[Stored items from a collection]
|---|
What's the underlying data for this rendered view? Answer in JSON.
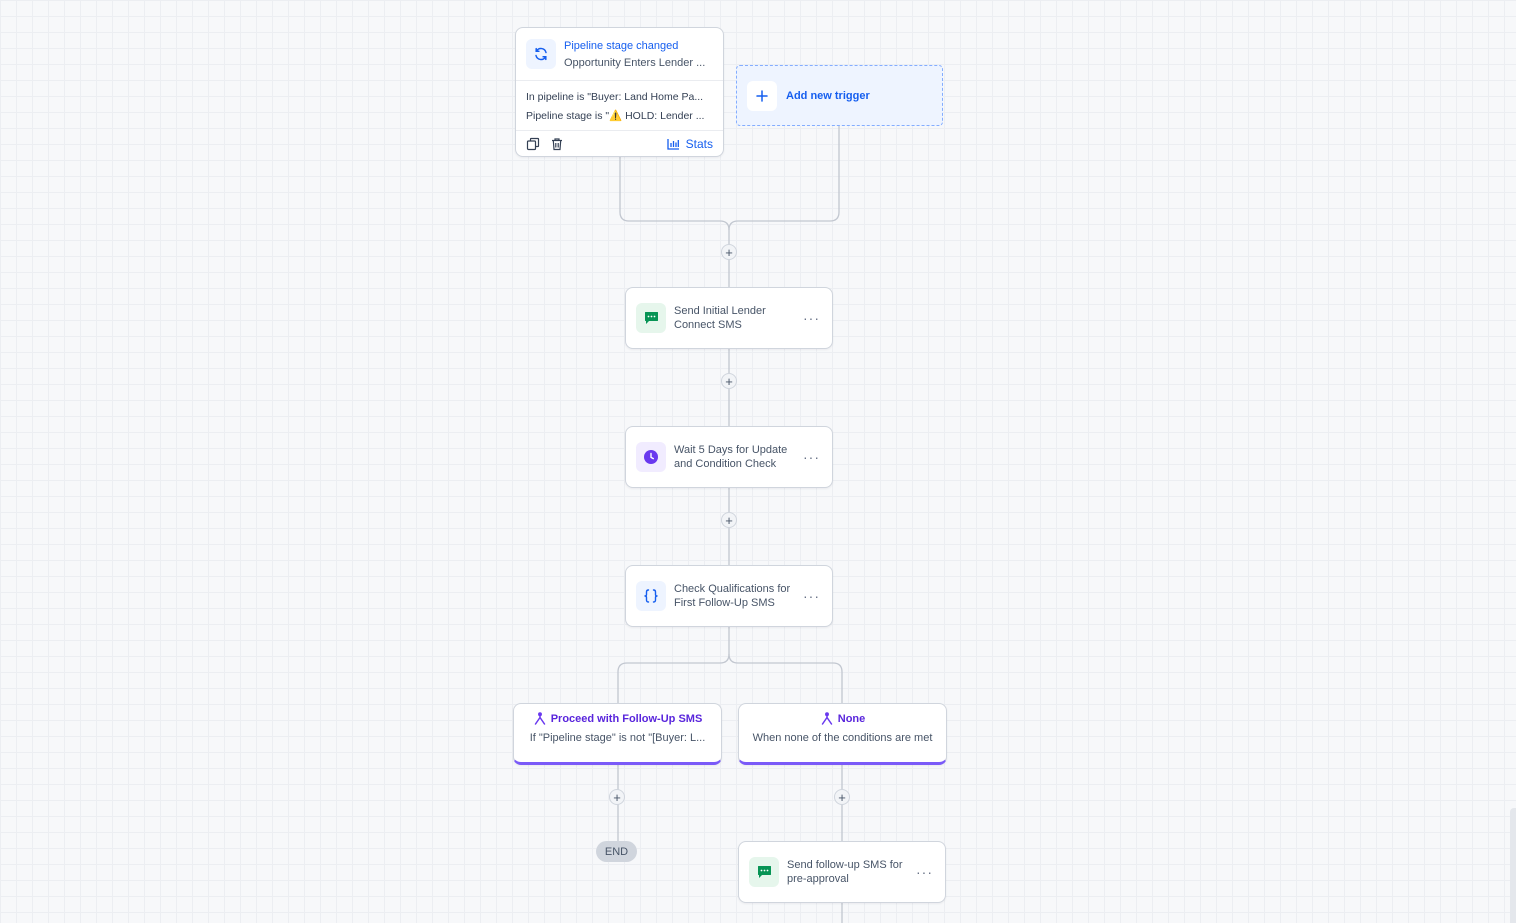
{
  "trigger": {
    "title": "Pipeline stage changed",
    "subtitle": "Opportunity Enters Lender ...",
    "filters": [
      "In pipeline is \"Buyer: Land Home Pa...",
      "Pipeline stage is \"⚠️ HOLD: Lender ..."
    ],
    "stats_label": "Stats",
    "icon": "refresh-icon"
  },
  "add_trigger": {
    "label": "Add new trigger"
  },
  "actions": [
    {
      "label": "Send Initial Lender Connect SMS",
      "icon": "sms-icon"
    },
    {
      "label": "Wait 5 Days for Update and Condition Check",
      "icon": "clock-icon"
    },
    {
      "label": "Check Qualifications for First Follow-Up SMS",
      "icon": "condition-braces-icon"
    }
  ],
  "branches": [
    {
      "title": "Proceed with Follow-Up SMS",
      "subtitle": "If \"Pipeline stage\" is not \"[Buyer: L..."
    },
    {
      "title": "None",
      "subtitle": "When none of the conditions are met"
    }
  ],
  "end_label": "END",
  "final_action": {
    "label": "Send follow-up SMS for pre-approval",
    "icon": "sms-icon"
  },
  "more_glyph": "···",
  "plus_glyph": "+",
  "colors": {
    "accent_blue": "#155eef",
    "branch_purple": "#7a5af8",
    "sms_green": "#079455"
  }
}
|---|
Quote the records in their entirety, keeping the wording exact and excluding pictures.

◆ RESULT
What's the underlying data for this rendered view? Answer in JSON.
{
  "trigger": {
    "title": "Pipeline stage changed",
    "subtitle": "Opportunity Enters Lender ...",
    "filters": [
      "In pipeline is \"Buyer: Land Home Pa...",
      "Pipeline stage is \"⚠️ HOLD: Lender ..."
    ],
    "stats_label": "Stats",
    "icon": "refresh-icon"
  },
  "add_trigger": {
    "label": "Add new trigger"
  },
  "actions": [
    {
      "label": "Send Initial Lender Connect SMS",
      "icon": "sms-icon"
    },
    {
      "label": "Wait 5 Days for Update and Condition Check",
      "icon": "clock-icon"
    },
    {
      "label": "Check Qualifications for First Follow-Up SMS",
      "icon": "condition-braces-icon"
    }
  ],
  "branches": [
    {
      "title": "Proceed with Follow-Up SMS",
      "subtitle": "If \"Pipeline stage\" is not \"[Buyer: L..."
    },
    {
      "title": "None",
      "subtitle": "When none of the conditions are met"
    }
  ],
  "end_label": "END",
  "final_action": {
    "label": "Send follow-up SMS for pre-approval",
    "icon": "sms-icon"
  },
  "more_glyph": "···",
  "plus_glyph": "+",
  "colors": {
    "accent_blue": "#155eef",
    "branch_purple": "#7a5af8",
    "sms_green": "#079455"
  }
}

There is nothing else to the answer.